Written request - Answer with one number: how many lines hold "description".

Extracted records -

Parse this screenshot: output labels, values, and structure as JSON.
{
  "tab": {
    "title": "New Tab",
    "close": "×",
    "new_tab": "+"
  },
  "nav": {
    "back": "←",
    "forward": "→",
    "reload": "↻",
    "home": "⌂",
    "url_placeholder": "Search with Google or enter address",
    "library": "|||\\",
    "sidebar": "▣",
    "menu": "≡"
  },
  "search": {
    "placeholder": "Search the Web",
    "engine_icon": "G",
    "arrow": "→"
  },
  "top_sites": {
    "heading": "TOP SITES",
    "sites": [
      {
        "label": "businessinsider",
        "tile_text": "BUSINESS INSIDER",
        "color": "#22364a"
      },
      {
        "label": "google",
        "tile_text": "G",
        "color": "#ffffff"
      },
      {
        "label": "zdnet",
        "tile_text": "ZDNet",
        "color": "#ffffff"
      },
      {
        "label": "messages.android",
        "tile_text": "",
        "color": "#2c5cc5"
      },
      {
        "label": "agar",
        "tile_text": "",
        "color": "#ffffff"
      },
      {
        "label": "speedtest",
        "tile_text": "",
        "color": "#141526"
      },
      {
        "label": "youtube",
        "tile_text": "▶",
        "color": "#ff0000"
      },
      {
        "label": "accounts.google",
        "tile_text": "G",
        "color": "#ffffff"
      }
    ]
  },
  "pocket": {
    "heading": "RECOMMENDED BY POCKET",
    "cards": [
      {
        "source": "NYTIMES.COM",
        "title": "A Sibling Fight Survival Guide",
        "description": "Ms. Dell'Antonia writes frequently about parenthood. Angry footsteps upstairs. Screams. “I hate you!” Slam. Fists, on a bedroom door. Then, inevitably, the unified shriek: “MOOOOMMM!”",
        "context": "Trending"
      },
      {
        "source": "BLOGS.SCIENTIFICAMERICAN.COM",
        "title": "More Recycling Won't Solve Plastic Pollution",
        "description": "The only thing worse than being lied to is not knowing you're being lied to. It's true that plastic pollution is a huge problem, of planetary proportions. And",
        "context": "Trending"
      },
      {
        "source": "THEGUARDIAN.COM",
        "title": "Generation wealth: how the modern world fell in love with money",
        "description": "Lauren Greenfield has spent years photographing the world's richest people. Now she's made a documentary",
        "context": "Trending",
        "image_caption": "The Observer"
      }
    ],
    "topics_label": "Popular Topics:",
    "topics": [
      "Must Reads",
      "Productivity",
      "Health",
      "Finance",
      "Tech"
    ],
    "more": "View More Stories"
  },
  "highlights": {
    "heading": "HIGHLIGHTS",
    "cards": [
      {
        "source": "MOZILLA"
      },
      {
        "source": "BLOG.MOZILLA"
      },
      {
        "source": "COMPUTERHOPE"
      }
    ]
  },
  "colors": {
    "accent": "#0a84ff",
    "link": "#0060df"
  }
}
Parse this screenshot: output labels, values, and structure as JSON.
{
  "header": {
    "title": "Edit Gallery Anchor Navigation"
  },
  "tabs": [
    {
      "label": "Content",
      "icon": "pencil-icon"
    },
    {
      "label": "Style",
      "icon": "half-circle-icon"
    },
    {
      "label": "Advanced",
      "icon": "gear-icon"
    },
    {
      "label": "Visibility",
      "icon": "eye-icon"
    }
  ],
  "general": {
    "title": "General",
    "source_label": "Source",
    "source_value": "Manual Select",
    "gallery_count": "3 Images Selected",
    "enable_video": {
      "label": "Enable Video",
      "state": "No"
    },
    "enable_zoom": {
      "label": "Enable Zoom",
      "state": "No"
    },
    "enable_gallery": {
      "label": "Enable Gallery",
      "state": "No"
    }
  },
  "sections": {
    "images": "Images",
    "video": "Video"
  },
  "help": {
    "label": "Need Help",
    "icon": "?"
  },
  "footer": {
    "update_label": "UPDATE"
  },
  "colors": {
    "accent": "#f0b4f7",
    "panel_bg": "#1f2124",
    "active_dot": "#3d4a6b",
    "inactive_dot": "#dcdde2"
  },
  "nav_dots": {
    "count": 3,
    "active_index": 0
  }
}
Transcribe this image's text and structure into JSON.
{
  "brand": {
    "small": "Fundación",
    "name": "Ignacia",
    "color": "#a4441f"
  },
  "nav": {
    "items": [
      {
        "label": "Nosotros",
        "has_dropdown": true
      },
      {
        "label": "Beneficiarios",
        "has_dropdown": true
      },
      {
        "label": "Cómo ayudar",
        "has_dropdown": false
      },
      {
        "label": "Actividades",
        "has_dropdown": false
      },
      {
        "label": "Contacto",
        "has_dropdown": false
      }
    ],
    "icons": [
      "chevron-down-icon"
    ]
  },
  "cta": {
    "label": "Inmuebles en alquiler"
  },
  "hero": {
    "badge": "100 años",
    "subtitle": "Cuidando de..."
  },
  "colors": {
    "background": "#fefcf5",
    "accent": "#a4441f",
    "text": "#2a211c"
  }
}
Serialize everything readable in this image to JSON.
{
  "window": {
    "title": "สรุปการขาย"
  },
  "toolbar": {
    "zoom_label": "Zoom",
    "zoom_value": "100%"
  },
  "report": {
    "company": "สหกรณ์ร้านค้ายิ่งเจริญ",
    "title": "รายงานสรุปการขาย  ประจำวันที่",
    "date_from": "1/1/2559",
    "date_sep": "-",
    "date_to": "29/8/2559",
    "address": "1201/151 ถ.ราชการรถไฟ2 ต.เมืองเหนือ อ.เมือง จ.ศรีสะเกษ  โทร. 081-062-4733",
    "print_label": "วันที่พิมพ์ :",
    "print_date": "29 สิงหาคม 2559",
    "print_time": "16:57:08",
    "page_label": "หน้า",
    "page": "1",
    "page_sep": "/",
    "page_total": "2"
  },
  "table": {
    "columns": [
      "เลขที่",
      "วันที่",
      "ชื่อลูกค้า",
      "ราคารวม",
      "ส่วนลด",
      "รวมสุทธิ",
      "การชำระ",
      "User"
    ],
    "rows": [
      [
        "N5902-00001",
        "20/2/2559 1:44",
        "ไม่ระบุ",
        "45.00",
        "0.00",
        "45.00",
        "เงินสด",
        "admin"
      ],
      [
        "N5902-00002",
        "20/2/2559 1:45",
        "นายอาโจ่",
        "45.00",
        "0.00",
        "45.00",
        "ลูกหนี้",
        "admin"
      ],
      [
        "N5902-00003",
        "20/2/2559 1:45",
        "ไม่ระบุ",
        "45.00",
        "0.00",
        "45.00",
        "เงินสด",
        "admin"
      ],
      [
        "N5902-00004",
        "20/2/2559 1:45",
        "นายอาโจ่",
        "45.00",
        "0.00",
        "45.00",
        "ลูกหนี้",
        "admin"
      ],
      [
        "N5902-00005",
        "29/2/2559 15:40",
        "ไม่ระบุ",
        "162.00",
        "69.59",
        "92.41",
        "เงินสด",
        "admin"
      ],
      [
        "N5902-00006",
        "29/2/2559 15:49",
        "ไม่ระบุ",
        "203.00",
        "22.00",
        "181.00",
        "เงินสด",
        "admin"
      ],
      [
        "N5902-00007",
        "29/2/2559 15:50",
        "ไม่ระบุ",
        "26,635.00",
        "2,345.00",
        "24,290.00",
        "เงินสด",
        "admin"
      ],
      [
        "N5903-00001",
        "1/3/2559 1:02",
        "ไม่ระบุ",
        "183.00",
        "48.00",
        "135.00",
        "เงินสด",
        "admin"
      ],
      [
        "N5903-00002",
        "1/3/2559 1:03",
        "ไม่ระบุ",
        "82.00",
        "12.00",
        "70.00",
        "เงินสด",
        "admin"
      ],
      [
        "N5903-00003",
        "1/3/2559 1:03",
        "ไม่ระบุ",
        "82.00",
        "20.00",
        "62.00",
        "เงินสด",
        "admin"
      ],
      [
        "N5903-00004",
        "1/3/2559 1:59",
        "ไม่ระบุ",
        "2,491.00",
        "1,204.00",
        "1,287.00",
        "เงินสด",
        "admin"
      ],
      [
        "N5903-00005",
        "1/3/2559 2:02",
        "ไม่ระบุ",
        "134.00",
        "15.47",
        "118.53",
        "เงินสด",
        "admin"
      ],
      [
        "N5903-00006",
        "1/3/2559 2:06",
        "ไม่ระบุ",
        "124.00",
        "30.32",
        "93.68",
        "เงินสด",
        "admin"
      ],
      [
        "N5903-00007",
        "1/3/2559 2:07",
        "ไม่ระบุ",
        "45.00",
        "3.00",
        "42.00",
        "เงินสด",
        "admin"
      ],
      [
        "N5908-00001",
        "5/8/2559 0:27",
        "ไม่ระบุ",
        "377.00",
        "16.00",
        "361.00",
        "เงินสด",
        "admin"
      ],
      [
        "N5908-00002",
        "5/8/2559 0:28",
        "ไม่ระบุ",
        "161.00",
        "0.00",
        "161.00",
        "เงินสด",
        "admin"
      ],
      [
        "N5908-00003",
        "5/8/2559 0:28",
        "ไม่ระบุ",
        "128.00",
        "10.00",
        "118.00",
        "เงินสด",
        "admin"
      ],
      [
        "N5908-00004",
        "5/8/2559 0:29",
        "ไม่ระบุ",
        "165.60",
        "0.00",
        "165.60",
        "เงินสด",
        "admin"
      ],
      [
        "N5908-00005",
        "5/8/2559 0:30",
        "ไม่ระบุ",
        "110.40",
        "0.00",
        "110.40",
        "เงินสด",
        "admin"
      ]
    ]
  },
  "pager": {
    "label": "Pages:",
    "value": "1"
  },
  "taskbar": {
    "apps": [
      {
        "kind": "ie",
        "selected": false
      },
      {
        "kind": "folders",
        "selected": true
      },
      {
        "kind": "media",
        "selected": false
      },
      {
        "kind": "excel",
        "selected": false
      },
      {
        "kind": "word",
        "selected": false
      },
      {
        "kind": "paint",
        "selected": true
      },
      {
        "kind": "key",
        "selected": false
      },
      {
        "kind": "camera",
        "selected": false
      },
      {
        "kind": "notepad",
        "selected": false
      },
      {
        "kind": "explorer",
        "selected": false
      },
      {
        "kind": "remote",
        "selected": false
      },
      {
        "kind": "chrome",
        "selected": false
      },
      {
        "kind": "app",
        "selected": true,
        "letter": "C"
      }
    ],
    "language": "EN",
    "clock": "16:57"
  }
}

Correct response - 3